• [Your instructions]: Go through the listing below and gather every line with the word "that".

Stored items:
————————

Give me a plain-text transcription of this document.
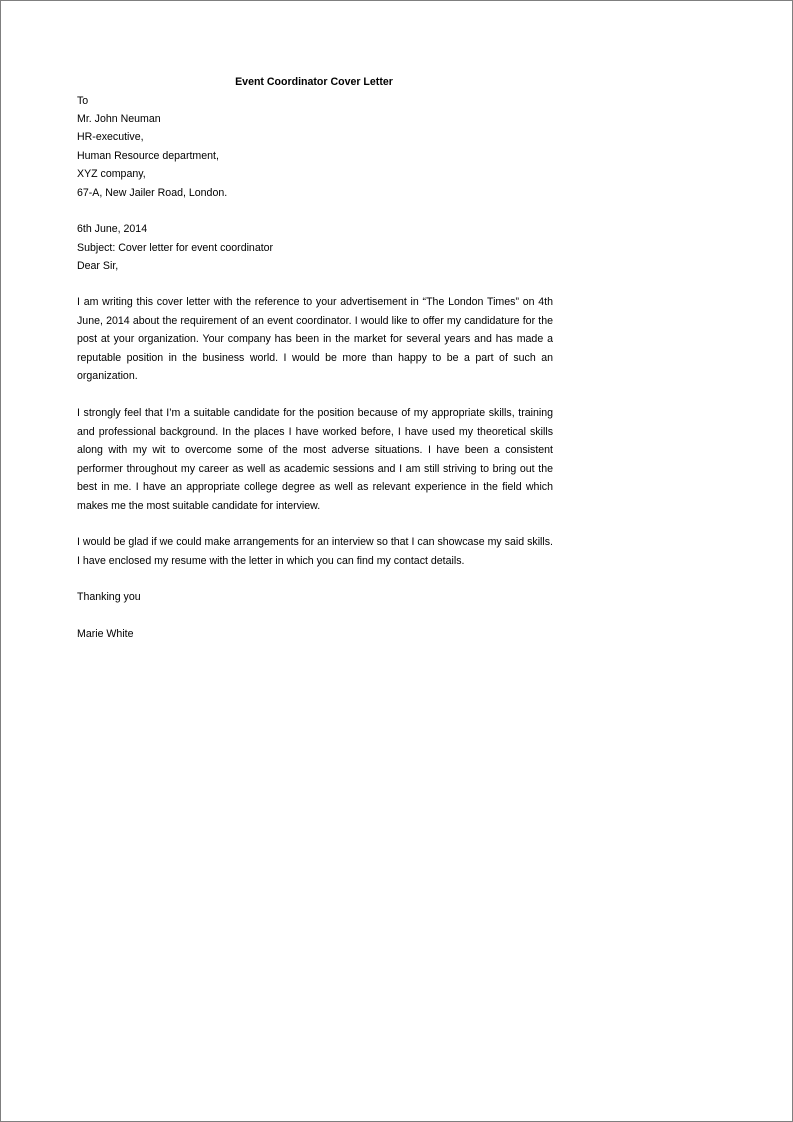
Event Coordinator Cover Letter
To
Mr. John Neuman
HR-executive,
Human Resource department,
XYZ company,
67-A, New Jailer Road, London.
6th June, 2014
Subject: Cover letter for event coordinator
Dear Sir,
I am writing this cover letter with the reference to your advertisement in “The London Times” on 4th June, 2014 about the requirement of an event coordinator. I would like to offer my candidature for the post at your organization. Your company has been in the market for several years and has made a reputable position in the business world. I would be more than happy to be a part of such an organization.
I strongly feel that I’m a suitable candidate for the position because of my appropriate skills, training and professional background. In the places I have worked before, I have used my theoretical skills along with my wit to overcome some of the most adverse situations. I have been a consistent performer throughout my career as well as academic sessions and I am still striving to bring out the best in me. I have an appropriate college degree as well as relevant experience in the field which makes me the most suitable candidate for interview.
I would be glad if we could make arrangements for an interview so that I can showcase my said skills. I have enclosed my resume with the letter in which you can find my contact details.
Thanking you
Marie White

————————

• [Solved problem]:
I strongly feel that I’m a suitable candidate for the position because of my appropriate skills, training and professional background. In the places I have worked before, I have used my theoretical skills along with my wit to overcome some of the most adverse situations. I have been a consistent performer throughout my career as well as academic sessions and I am still striving to bring out the best in me. I have an appropriate college degree as well as relevant experience in the field which makes me the most suitable candidate for interview.
I would be glad if we could make arrangements for an interview so that I can showcase my said skills. I have enclosed my resume with the letter in which you can find my contact details.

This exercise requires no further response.